Copy the data exactly as it appears, and do not include any pictures.

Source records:
* start *

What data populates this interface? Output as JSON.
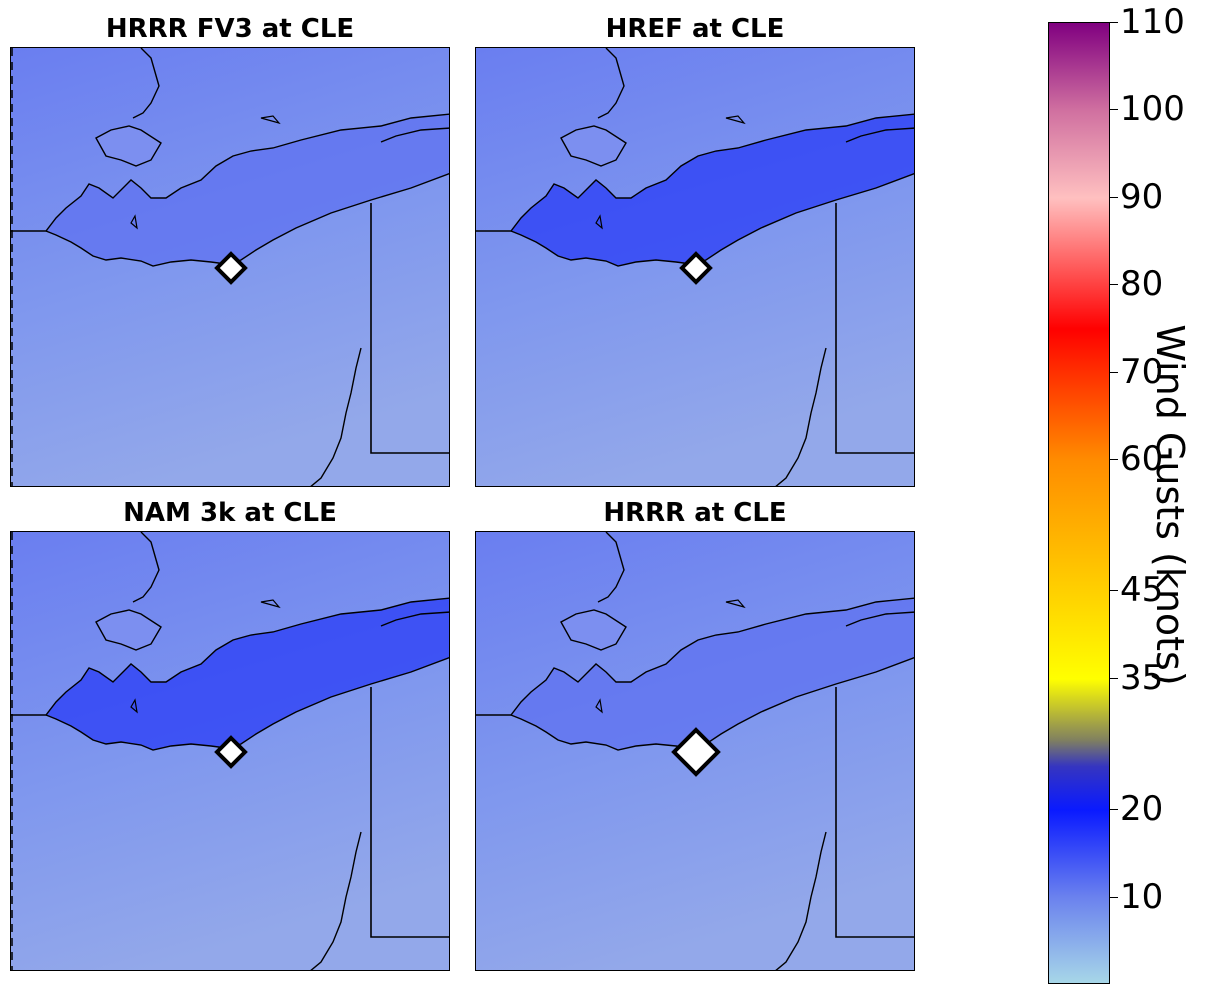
{
  "panels": [
    {
      "title": "HRRR FV3 at CLE"
    },
    {
      "title": "HREF at CLE"
    },
    {
      "title": "NAM 3k at CLE"
    },
    {
      "title": "HRRR at CLE"
    }
  ],
  "colorbar": {
    "label": "Wind Gusts (knots)",
    "min": 0,
    "max": 110,
    "ticks": [
      10,
      20,
      35,
      45,
      60,
      70,
      80,
      90,
      100,
      110
    ],
    "stops": [
      {
        "value": 0,
        "color": "#a8d8e8"
      },
      {
        "value": 10,
        "color": "#6b82ee"
      },
      {
        "value": 20,
        "color": "#0a1aff"
      },
      {
        "value": 25,
        "color": "#3535c0"
      },
      {
        "value": 28,
        "color": "#808060"
      },
      {
        "value": 35,
        "color": "#ffff00"
      },
      {
        "value": 45,
        "color": "#ffd000"
      },
      {
        "value": 60,
        "color": "#ff8c00"
      },
      {
        "value": 70,
        "color": "#ff3000"
      },
      {
        "value": 75,
        "color": "#ff0000"
      },
      {
        "value": 85,
        "color": "#ff8080"
      },
      {
        "value": 90,
        "color": "#ffc0c0"
      },
      {
        "value": 100,
        "color": "#d070a0"
      },
      {
        "value": 110,
        "color": "#800080"
      }
    ]
  },
  "colors": {
    "land": "#7f97ee",
    "lake": "#5f72f0",
    "lake_strong": "#2a3cf6",
    "outline": "#000000",
    "marker_fill": "#ffffff"
  }
}
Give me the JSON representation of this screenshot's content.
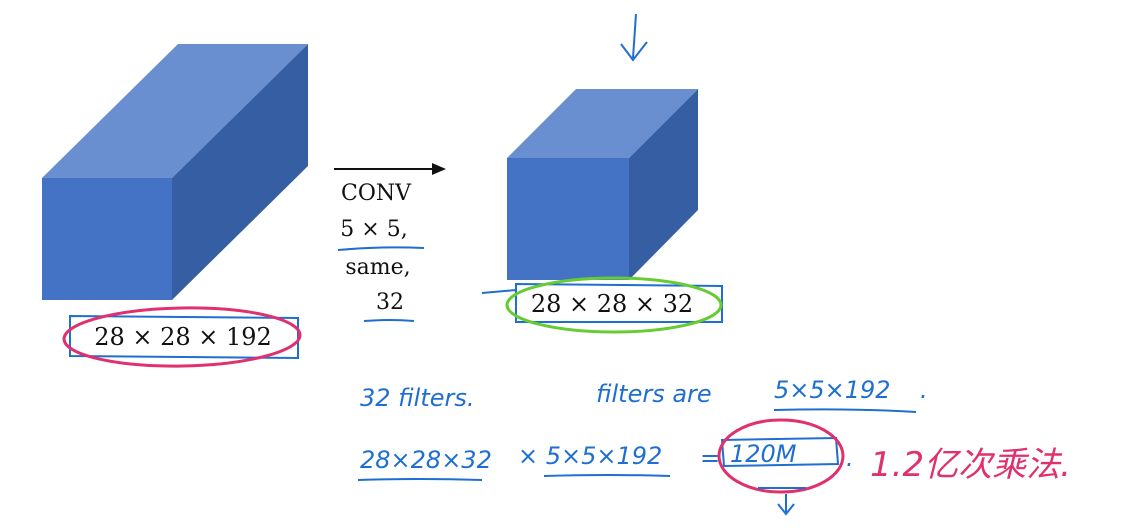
{
  "colors": {
    "cube_front": "#4472c4",
    "cube_top": "#6a8fd0",
    "cube_side": "#365fa3",
    "ink_blue": "#1f6fd0",
    "ink_pink": "#e0306e",
    "ink_green": "#66cc33",
    "text": "#111111"
  },
  "input_volume": {
    "label": "28 × 28 × 192"
  },
  "conv": {
    "op": "CONV",
    "filter_size": "5 × 5,",
    "padding": "same,",
    "num_filters": "32"
  },
  "output_volume": {
    "label": "28 × 28 × 32"
  },
  "notes": {
    "filters_count": "32 filters.",
    "filter_shape_prefix": "filters are",
    "filter_shape": "5×5×192",
    "filter_shape_end": ".",
    "output_term": "28×28×32",
    "times_term": "× 5×5×192",
    "equals": "=",
    "result": "120M",
    "result_end": ".",
    "chinese_note": "1.2亿次乘法."
  },
  "icons": {
    "top_arrow": "arrow-down-icon",
    "bottom_arrow": "arrow-down-icon",
    "conv_arrow": "arrow-right-icon"
  }
}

* end *

Final result:
What data populates this interface? Output as JSON.
{
  "panels": [
    {
      "title": "HRRR FV3 at CLE"
    },
    {
      "title": "HREF at CLE"
    },
    {
      "title": "NAM 3k at CLE"
    },
    {
      "title": "HRRR at CLE"
    }
  ],
  "colorbar": {
    "label": "Wind Gusts (knots)",
    "min": 0,
    "max": 110,
    "ticks": [
      10,
      20,
      35,
      45,
      60,
      70,
      80,
      90,
      100,
      110
    ],
    "stops": [
      {
        "value": 0,
        "color": "#a8d8e8"
      },
      {
        "value": 10,
        "color": "#6b82ee"
      },
      {
        "value": 20,
        "color": "#0a1aff"
      },
      {
        "value": 25,
        "color": "#3535c0"
      },
      {
        "value": 28,
        "color": "#808060"
      },
      {
        "value": 35,
        "color": "#ffff00"
      },
      {
        "value": 45,
        "color": "#ffd000"
      },
      {
        "value": 60,
        "color": "#ff8c00"
      },
      {
        "value": 70,
        "color": "#ff3000"
      },
      {
        "value": 75,
        "color": "#ff0000"
      },
      {
        "value": 85,
        "color": "#ff8080"
      },
      {
        "value": 90,
        "color": "#ffc0c0"
      },
      {
        "value": 100,
        "color": "#d070a0"
      },
      {
        "value": 110,
        "color": "#800080"
      }
    ]
  },
  "colors": {
    "land": "#7f97ee",
    "lake": "#5f72f0",
    "lake_strong": "#2a3cf6",
    "outline": "#000000",
    "marker_fill": "#ffffff"
  }
}
Give me the JSON representation of this screenshot's content.
{
  "colors": {
    "cube_front": "#4472c4",
    "cube_top": "#6a8fd0",
    "cube_side": "#365fa3",
    "ink_blue": "#1f6fd0",
    "ink_pink": "#e0306e",
    "ink_green": "#66cc33",
    "text": "#111111"
  },
  "input_volume": {
    "label": "28 × 28 × 192"
  },
  "conv": {
    "op": "CONV",
    "filter_size": "5 × 5,",
    "padding": "same,",
    "num_filters": "32"
  },
  "output_volume": {
    "label": "28 × 28 × 32"
  },
  "notes": {
    "filters_count": "32 filters.",
    "filter_shape_prefix": "filters are",
    "filter_shape": "5×5×192",
    "filter_shape_end": ".",
    "output_term": "28×28×32",
    "times_term": "× 5×5×192",
    "equals": "=",
    "result": "120M",
    "result_end": ".",
    "chinese_note": "1.2亿次乘法."
  },
  "icons": {
    "top_arrow": "arrow-down-icon",
    "bottom_arrow": "arrow-down-icon",
    "conv_arrow": "arrow-right-icon"
  }
}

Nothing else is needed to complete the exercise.